• **Set problem**
Search the entries for the word "title" and pull out each line that has it.

• **Supplied material**

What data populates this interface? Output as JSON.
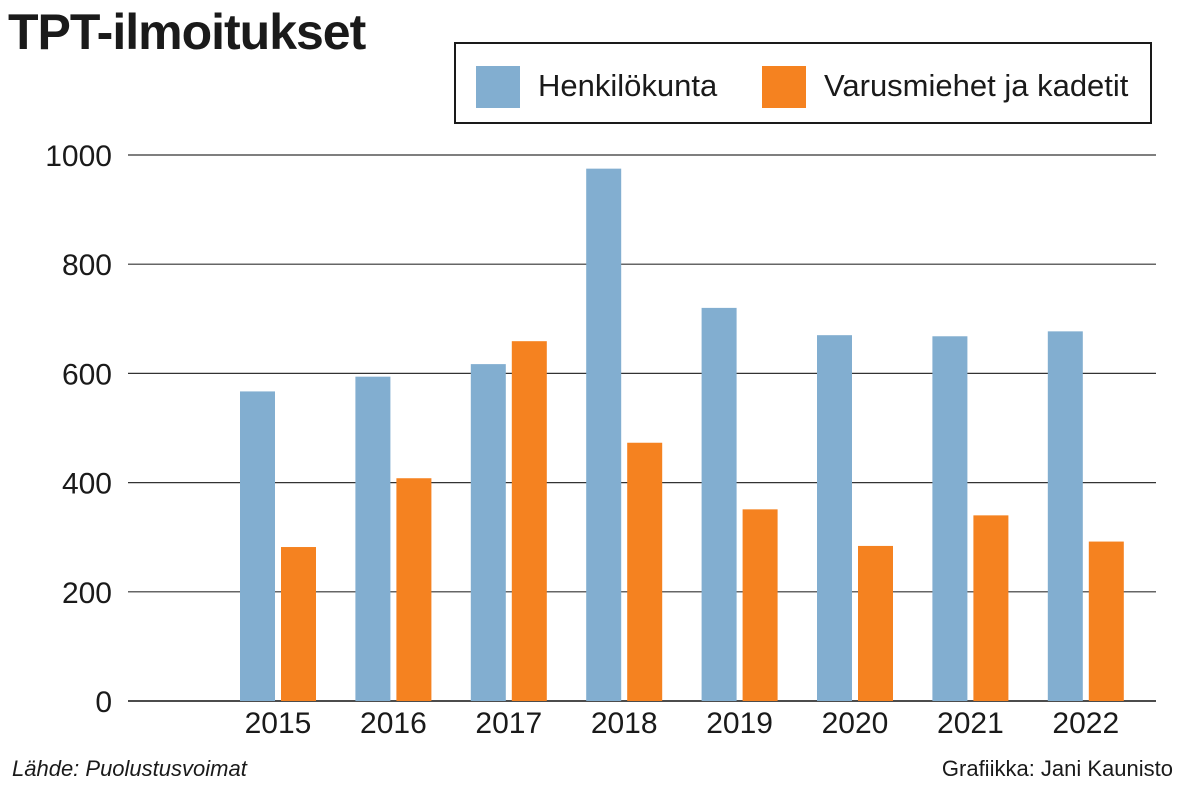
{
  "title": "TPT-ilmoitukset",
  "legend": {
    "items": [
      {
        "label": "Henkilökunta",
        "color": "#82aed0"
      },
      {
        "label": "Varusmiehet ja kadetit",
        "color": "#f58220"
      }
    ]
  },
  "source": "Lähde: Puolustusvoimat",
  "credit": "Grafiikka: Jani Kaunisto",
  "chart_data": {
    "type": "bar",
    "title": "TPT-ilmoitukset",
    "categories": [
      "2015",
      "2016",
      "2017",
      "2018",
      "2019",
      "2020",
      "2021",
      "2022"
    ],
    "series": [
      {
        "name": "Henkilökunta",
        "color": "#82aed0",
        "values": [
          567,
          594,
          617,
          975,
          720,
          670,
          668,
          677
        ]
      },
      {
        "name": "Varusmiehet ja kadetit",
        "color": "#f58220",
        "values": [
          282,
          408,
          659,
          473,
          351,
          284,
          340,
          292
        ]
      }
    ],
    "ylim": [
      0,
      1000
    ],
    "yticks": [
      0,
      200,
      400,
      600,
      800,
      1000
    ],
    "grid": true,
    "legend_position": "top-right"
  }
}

--

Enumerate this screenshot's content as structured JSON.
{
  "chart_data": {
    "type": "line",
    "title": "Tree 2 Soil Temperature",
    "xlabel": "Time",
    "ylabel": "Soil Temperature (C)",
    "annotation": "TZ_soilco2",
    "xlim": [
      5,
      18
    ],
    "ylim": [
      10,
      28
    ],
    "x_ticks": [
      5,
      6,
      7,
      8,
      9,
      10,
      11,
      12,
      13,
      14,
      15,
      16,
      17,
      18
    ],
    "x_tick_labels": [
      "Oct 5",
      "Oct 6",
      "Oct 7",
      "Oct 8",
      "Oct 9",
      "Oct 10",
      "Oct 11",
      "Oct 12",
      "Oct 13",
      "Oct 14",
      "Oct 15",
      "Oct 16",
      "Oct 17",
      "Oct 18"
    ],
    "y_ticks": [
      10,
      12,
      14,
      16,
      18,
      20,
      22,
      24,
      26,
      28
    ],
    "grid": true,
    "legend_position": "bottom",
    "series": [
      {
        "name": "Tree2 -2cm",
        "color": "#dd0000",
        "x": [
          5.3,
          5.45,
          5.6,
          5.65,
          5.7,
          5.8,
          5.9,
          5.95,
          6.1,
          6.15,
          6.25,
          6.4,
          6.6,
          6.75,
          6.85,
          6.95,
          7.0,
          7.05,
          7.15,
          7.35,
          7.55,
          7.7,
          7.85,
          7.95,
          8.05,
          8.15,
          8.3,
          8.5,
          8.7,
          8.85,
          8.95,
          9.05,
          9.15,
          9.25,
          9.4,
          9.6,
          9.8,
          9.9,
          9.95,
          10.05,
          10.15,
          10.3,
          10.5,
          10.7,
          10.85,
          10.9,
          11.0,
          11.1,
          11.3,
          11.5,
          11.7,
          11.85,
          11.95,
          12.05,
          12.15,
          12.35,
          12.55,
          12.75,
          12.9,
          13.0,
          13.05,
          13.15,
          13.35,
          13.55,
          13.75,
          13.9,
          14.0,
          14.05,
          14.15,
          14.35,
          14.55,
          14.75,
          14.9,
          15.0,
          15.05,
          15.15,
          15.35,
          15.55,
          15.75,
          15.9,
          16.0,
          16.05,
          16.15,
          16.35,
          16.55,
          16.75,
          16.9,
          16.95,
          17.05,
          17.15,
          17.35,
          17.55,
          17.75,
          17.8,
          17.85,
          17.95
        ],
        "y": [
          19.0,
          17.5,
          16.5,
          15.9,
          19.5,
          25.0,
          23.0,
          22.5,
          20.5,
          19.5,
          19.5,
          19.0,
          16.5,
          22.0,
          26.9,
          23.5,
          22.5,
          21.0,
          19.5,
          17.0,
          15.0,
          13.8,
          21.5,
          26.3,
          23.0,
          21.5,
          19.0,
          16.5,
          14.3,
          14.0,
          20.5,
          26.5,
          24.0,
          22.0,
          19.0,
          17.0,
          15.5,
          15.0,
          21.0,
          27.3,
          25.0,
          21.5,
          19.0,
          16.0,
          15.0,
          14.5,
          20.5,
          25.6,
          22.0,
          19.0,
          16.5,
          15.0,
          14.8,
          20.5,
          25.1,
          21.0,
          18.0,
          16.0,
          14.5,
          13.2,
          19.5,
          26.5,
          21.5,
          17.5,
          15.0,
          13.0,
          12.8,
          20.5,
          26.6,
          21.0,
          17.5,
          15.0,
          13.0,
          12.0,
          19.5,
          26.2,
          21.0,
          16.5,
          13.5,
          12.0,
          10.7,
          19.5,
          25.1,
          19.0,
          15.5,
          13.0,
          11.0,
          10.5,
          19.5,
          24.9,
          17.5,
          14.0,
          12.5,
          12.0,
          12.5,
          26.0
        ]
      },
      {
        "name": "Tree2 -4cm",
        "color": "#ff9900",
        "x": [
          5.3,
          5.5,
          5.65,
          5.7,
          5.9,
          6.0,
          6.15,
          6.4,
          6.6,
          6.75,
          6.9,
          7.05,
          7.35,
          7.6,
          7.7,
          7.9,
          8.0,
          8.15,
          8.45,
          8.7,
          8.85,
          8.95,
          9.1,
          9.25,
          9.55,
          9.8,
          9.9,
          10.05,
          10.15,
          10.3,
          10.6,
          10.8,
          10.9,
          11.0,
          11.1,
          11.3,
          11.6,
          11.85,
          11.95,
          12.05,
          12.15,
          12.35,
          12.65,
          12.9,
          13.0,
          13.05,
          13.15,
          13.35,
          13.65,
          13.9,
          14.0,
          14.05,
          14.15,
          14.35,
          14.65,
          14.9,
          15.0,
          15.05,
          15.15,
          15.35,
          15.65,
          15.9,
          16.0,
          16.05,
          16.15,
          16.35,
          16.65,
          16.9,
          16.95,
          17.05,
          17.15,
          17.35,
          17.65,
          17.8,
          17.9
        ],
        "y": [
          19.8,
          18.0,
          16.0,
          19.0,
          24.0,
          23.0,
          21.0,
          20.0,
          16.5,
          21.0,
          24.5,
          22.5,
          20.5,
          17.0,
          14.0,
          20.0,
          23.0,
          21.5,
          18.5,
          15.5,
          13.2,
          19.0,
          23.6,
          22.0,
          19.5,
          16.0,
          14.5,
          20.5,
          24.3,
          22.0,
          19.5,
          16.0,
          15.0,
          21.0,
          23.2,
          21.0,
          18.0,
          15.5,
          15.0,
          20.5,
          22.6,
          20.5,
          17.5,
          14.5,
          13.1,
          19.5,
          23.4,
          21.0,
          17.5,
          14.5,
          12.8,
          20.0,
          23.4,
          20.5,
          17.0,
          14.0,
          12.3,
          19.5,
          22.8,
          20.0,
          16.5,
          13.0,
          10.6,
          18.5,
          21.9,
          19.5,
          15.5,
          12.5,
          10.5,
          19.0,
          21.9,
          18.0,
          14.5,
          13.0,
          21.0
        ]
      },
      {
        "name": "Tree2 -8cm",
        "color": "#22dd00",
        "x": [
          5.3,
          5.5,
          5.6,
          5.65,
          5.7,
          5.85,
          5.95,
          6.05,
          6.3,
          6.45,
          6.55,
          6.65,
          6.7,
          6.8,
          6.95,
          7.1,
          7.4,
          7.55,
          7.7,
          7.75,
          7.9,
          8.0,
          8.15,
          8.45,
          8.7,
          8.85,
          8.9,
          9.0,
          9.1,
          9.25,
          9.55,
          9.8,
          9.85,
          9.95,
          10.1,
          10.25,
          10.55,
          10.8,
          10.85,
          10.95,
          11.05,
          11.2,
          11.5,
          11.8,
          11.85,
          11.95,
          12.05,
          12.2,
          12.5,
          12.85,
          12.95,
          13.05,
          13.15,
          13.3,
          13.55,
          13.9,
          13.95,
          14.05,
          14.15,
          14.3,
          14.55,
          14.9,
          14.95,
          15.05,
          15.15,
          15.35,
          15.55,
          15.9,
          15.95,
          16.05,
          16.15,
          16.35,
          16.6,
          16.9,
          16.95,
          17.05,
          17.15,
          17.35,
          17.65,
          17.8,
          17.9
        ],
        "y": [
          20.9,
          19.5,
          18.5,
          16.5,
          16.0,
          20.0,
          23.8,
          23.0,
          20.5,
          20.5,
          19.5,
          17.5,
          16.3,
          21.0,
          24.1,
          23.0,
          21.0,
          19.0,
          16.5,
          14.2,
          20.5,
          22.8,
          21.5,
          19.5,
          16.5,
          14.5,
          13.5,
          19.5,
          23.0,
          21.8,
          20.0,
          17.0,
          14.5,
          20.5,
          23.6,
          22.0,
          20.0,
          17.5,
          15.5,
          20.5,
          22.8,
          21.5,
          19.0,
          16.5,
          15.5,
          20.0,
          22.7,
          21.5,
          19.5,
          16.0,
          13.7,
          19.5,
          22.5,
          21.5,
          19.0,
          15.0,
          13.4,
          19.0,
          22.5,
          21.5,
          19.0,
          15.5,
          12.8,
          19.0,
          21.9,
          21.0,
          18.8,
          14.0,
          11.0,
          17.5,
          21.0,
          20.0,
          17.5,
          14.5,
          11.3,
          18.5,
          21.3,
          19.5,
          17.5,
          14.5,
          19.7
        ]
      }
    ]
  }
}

• **Result of this task**
  "title": "TPT-ilmoitukset",
    "title": "TPT-ilmoitukset",
    "title": "Tree 2 Soil Temperature",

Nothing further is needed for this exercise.